» **TASK TO COMPLETE**:
Could you swap "progress-fill" for "progress-level" in the stretch of rows from the one containing "- core-1-progress-fill: [0, 121, 112, 124]" through the one containing "- core-2-progress-fill: [0, 160, 112, 163]", returning only those rows with nothing else changed?
- - -
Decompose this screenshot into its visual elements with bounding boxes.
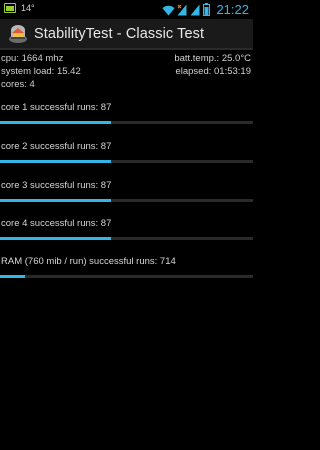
- core-1-progress-fill: [0, 121, 112, 124]
- core-count: cores: 4: [1, 79, 35, 90]
- status-bar: 14° 21:22: [0, 0, 253, 19]
- stability-app-icon[interactable]: [8, 24, 28, 44]
- wifi-icon: [162, 5, 175, 15]
- system-load: system load: 15.42: [1, 66, 81, 77]
- signal-icon: [177, 4, 187, 16]
- core-3-progress-fill: [0, 199, 112, 202]
- temperature-text: 14°: [21, 3, 35, 13]
- core-2-progress-fill: [0, 160, 112, 163]
- core-2-progress-bar: [0, 160, 253, 163]
- core-4-progress-fill: [0, 237, 112, 240]
- ram-progress-bar: [0, 275, 253, 278]
- action-bar: StabilityTest - Classic Test: [0, 19, 253, 50]
- ram-runs-label: RAM (760 mib / run) successful runs: 714: [1, 256, 176, 267]
- app-title: StabilityTest - Classic Test: [34, 26, 205, 42]
- core-1-progress-bar: [0, 121, 253, 124]
- signal-icon: [190, 4, 200, 16]
- battery-temperature: batt.temp.: 25.0°C: [174, 53, 251, 64]
- core-4-runs-label: core 4 successful runs: 87: [1, 218, 112, 229]
- core-4-progress-bar: [0, 237, 253, 240]
- core-3-runs-label: core 3 successful runs: 87: [1, 180, 112, 191]
- core-2-runs-label: core 2 successful runs: 87: [1, 141, 112, 152]
- cpu-frequency: cpu: 1664 mhz: [1, 53, 64, 64]
- core-3-progress-bar: [0, 199, 253, 202]
- battery-icon: [4, 3, 16, 13]
- clock-time: 21:22: [216, 2, 249, 17]
- battery-icon: [203, 3, 211, 16]
- core-1-runs-label: core 1 successful runs: 87: [1, 102, 112, 113]
- ram-progress-fill: [0, 275, 26, 278]
- elapsed-time: elapsed: 01:53:19: [175, 66, 251, 77]
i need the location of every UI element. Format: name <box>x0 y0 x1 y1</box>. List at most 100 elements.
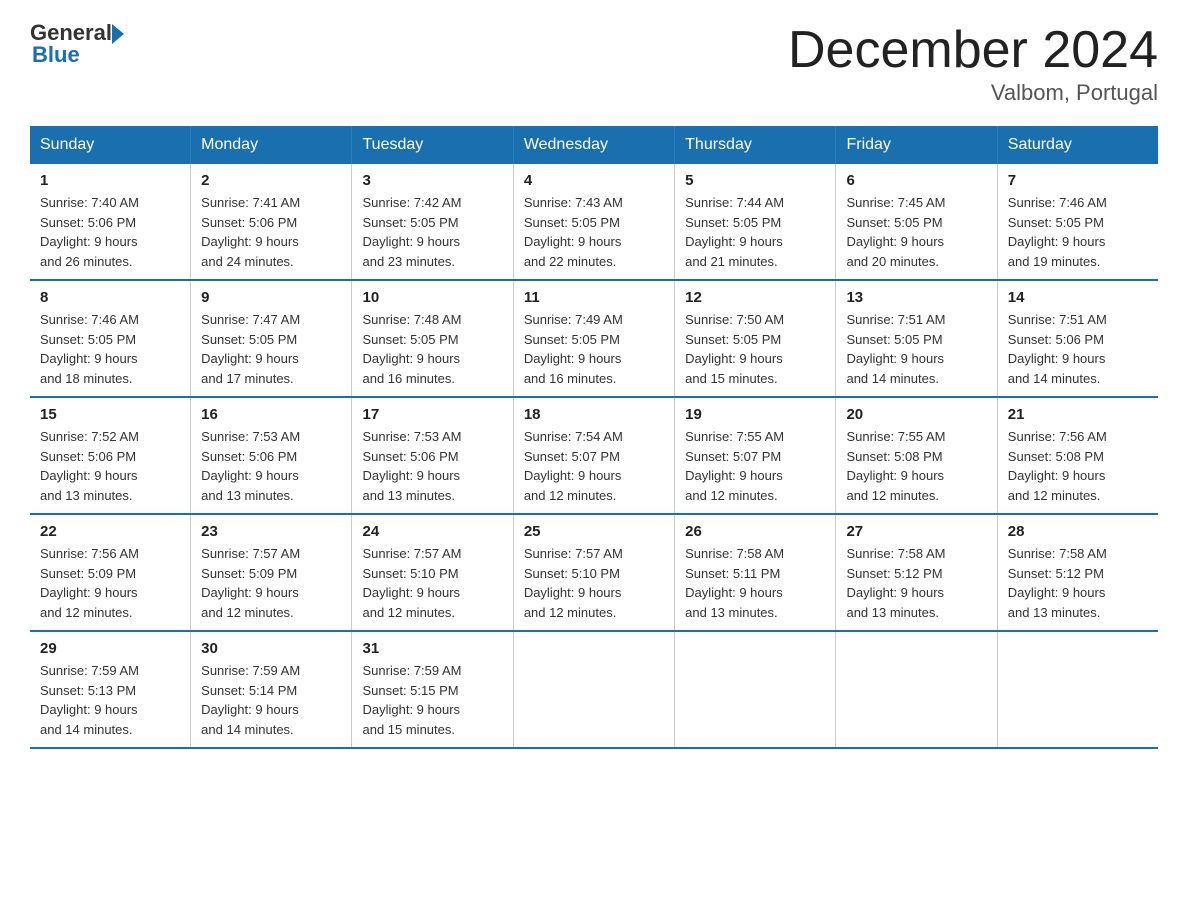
day-info: Sunrise: 7:57 AMSunset: 5:10 PMDaylight:… <box>524 544 664 622</box>
day-number: 3 <box>362 172 502 189</box>
day-number: 10 <box>362 289 502 306</box>
header-monday: Monday <box>191 126 352 164</box>
calendar-cell: 2 Sunrise: 7:41 AMSunset: 5:06 PMDaylight… <box>191 164 352 280</box>
day-number: 23 <box>201 523 341 540</box>
day-info: Sunrise: 7:56 AMSunset: 5:09 PMDaylight:… <box>40 544 180 622</box>
header-saturday: Saturday <box>997 126 1158 164</box>
day-number: 26 <box>685 523 825 540</box>
day-info: Sunrise: 7:58 AMSunset: 5:12 PMDaylight:… <box>1008 544 1148 622</box>
calendar-cell: 13Sunrise: 7:51 AMSunset: 5:05 PMDayligh… <box>836 280 997 397</box>
week-row-1: 1Sunrise: 7:40 AMSunset: 5:06 PMDaylight… <box>30 164 1158 280</box>
calendar-cell: 26 Sunrise: 7:58 AMSunset: 5:11 PMDayligh… <box>675 514 836 631</box>
day-info: Sunrise: 7:59 AMSunset: 5:15 PMDaylight:… <box>362 661 502 739</box>
calendar-cell: 12 Sunrise: 7:50 AMSunset: 5:05 PMDayligh… <box>675 280 836 397</box>
day-info: Sunrise: 7:55 AMSunset: 5:07 PMDaylight:… <box>685 427 825 505</box>
day-info: Sunrise: 7:59 AMSunset: 5:14 PMDaylight:… <box>201 661 341 739</box>
day-info: Sunrise: 7:46 AMSunset: 5:05 PMDaylight:… <box>40 310 180 388</box>
calendar-cell: 15Sunrise: 7:52 AMSunset: 5:06 PMDayligh… <box>30 397 191 514</box>
day-info: Sunrise: 7:56 AMSunset: 5:08 PMDaylight:… <box>1008 427 1148 505</box>
week-row-3: 15Sunrise: 7:52 AMSunset: 5:06 PMDayligh… <box>30 397 1158 514</box>
day-info: Sunrise: 7:57 AMSunset: 5:09 PMDaylight:… <box>201 544 341 622</box>
day-number: 30 <box>201 640 341 657</box>
day-info: Sunrise: 7:55 AMSunset: 5:08 PMDaylight:… <box>846 427 986 505</box>
day-number: 22 <box>40 523 180 540</box>
calendar-cell <box>836 631 997 748</box>
calendar-cell: 14Sunrise: 7:51 AMSunset: 5:06 PMDayligh… <box>997 280 1158 397</box>
day-number: 4 <box>524 172 664 189</box>
day-info: Sunrise: 7:46 AMSunset: 5:05 PMDaylight:… <box>1008 193 1148 271</box>
page-header: General Blue December 2024 Valbom, Portu… <box>30 20 1158 106</box>
day-number: 12 <box>685 289 825 306</box>
calendar-cell: 5 Sunrise: 7:44 AMSunset: 5:05 PMDaylight… <box>675 164 836 280</box>
day-number: 5 <box>685 172 825 189</box>
day-number: 27 <box>846 523 986 540</box>
calendar-cell <box>513 631 674 748</box>
day-number: 6 <box>846 172 986 189</box>
calendar-cell: 21 Sunrise: 7:56 AMSunset: 5:08 PMDayligh… <box>997 397 1158 514</box>
calendar-cell: 24Sunrise: 7:57 AMSunset: 5:10 PMDayligh… <box>352 514 513 631</box>
day-number: 20 <box>846 406 986 423</box>
header-wednesday: Wednesday <box>513 126 674 164</box>
calendar-cell: 18 Sunrise: 7:54 AMSunset: 5:07 PMDayligh… <box>513 397 674 514</box>
calendar-cell: 8 Sunrise: 7:46 AMSunset: 5:05 PMDaylight… <box>30 280 191 397</box>
title-block: December 2024 Valbom, Portugal <box>788 20 1158 106</box>
day-info: Sunrise: 7:58 AMSunset: 5:12 PMDaylight:… <box>846 544 986 622</box>
day-number: 14 <box>1008 289 1148 306</box>
calendar-cell: 23 Sunrise: 7:57 AMSunset: 5:09 PMDayligh… <box>191 514 352 631</box>
day-info: Sunrise: 7:43 AMSunset: 5:05 PMDaylight:… <box>524 193 664 271</box>
day-number: 18 <box>524 406 664 423</box>
day-number: 29 <box>40 640 180 657</box>
calendar-cell: 25 Sunrise: 7:57 AMSunset: 5:10 PMDayligh… <box>513 514 674 631</box>
page-subtitle: Valbom, Portugal <box>788 80 1158 106</box>
calendar-cell: 19 Sunrise: 7:55 AMSunset: 5:07 PMDayligh… <box>675 397 836 514</box>
day-number: 8 <box>40 289 180 306</box>
day-info: Sunrise: 7:40 AMSunset: 5:06 PMDaylight:… <box>40 193 180 271</box>
day-number: 16 <box>201 406 341 423</box>
calendar-cell: 7 Sunrise: 7:46 AMSunset: 5:05 PMDaylight… <box>997 164 1158 280</box>
calendar-cell: 1Sunrise: 7:40 AMSunset: 5:06 PMDaylight… <box>30 164 191 280</box>
calendar-cell: 10 Sunrise: 7:48 AMSunset: 5:05 PMDayligh… <box>352 280 513 397</box>
day-number: 21 <box>1008 406 1148 423</box>
calendar-cell: 16Sunrise: 7:53 AMSunset: 5:06 PMDayligh… <box>191 397 352 514</box>
calendar-cell: 29Sunrise: 7:59 AMSunset: 5:13 PMDayligh… <box>30 631 191 748</box>
day-info: Sunrise: 7:42 AMSunset: 5:05 PMDaylight:… <box>362 193 502 271</box>
calendar-cell: 27 Sunrise: 7:58 AMSunset: 5:12 PMDayligh… <box>836 514 997 631</box>
calendar-cell: 22 Sunrise: 7:56 AMSunset: 5:09 PMDayligh… <box>30 514 191 631</box>
day-number: 24 <box>362 523 502 540</box>
day-number: 25 <box>524 523 664 540</box>
header-sunday: Sunday <box>30 126 191 164</box>
calendar-cell: 17 Sunrise: 7:53 AMSunset: 5:06 PMDayligh… <box>352 397 513 514</box>
day-info: Sunrise: 7:53 AMSunset: 5:06 PMDaylight:… <box>362 427 502 505</box>
day-info: Sunrise: 7:48 AMSunset: 5:05 PMDaylight:… <box>362 310 502 388</box>
day-number: 28 <box>1008 523 1148 540</box>
day-info: Sunrise: 7:54 AMSunset: 5:07 PMDaylight:… <box>524 427 664 505</box>
header-tuesday: Tuesday <box>352 126 513 164</box>
calendar-cell: 31Sunrise: 7:59 AMSunset: 5:15 PMDayligh… <box>352 631 513 748</box>
logo-blue-text: Blue <box>32 42 124 68</box>
calendar-cell: 6Sunrise: 7:45 AMSunset: 5:05 PMDaylight… <box>836 164 997 280</box>
day-info: Sunrise: 7:41 AMSunset: 5:06 PMDaylight:… <box>201 193 341 271</box>
day-number: 2 <box>201 172 341 189</box>
day-info: Sunrise: 7:58 AMSunset: 5:11 PMDaylight:… <box>685 544 825 622</box>
week-row-4: 22 Sunrise: 7:56 AMSunset: 5:09 PMDayligh… <box>30 514 1158 631</box>
day-info: Sunrise: 7:50 AMSunset: 5:05 PMDaylight:… <box>685 310 825 388</box>
calendar-cell: 28 Sunrise: 7:58 AMSunset: 5:12 PMDayligh… <box>997 514 1158 631</box>
day-number: 9 <box>201 289 341 306</box>
calendar-cell: 4 Sunrise: 7:43 AMSunset: 5:05 PMDaylight… <box>513 164 674 280</box>
header-thursday: Thursday <box>675 126 836 164</box>
day-info: Sunrise: 7:47 AMSunset: 5:05 PMDaylight:… <box>201 310 341 388</box>
logo: General Blue <box>30 20 124 68</box>
calendar-cell: 20 Sunrise: 7:55 AMSunset: 5:08 PMDayligh… <box>836 397 997 514</box>
calendar-cell: 9 Sunrise: 7:47 AMSunset: 5:05 PMDaylight… <box>191 280 352 397</box>
day-number: 19 <box>685 406 825 423</box>
calendar-cell: 3 Sunrise: 7:42 AMSunset: 5:05 PMDaylight… <box>352 164 513 280</box>
header-friday: Friday <box>836 126 997 164</box>
day-info: Sunrise: 7:44 AMSunset: 5:05 PMDaylight:… <box>685 193 825 271</box>
day-number: 17 <box>362 406 502 423</box>
calendar-header-row: SundayMondayTuesdayWednesdayThursdayFrid… <box>30 126 1158 164</box>
logo-arrow-icon <box>112 24 124 44</box>
day-info: Sunrise: 7:49 AMSunset: 5:05 PMDaylight:… <box>524 310 664 388</box>
week-row-5: 29Sunrise: 7:59 AMSunset: 5:13 PMDayligh… <box>30 631 1158 748</box>
day-number: 7 <box>1008 172 1148 189</box>
week-row-2: 8 Sunrise: 7:46 AMSunset: 5:05 PMDaylight… <box>30 280 1158 397</box>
- - -
» **FULL RESPONSE**:
- core-1-progress-level: [0, 121, 112, 124]
- core-count: cores: 4: [1, 79, 35, 90]
- status-bar: 14° 21:22: [0, 0, 253, 19]
- stability-app-icon[interactable]: [8, 24, 28, 44]
- wifi-icon: [162, 5, 175, 15]
- system-load: system load: 15.42: [1, 66, 81, 77]
- signal-icon: [177, 4, 187, 16]
- core-3-progress-level: [0, 199, 112, 202]
- temperature-text: 14°: [21, 3, 35, 13]
- core-2-progress-level: [0, 160, 112, 163]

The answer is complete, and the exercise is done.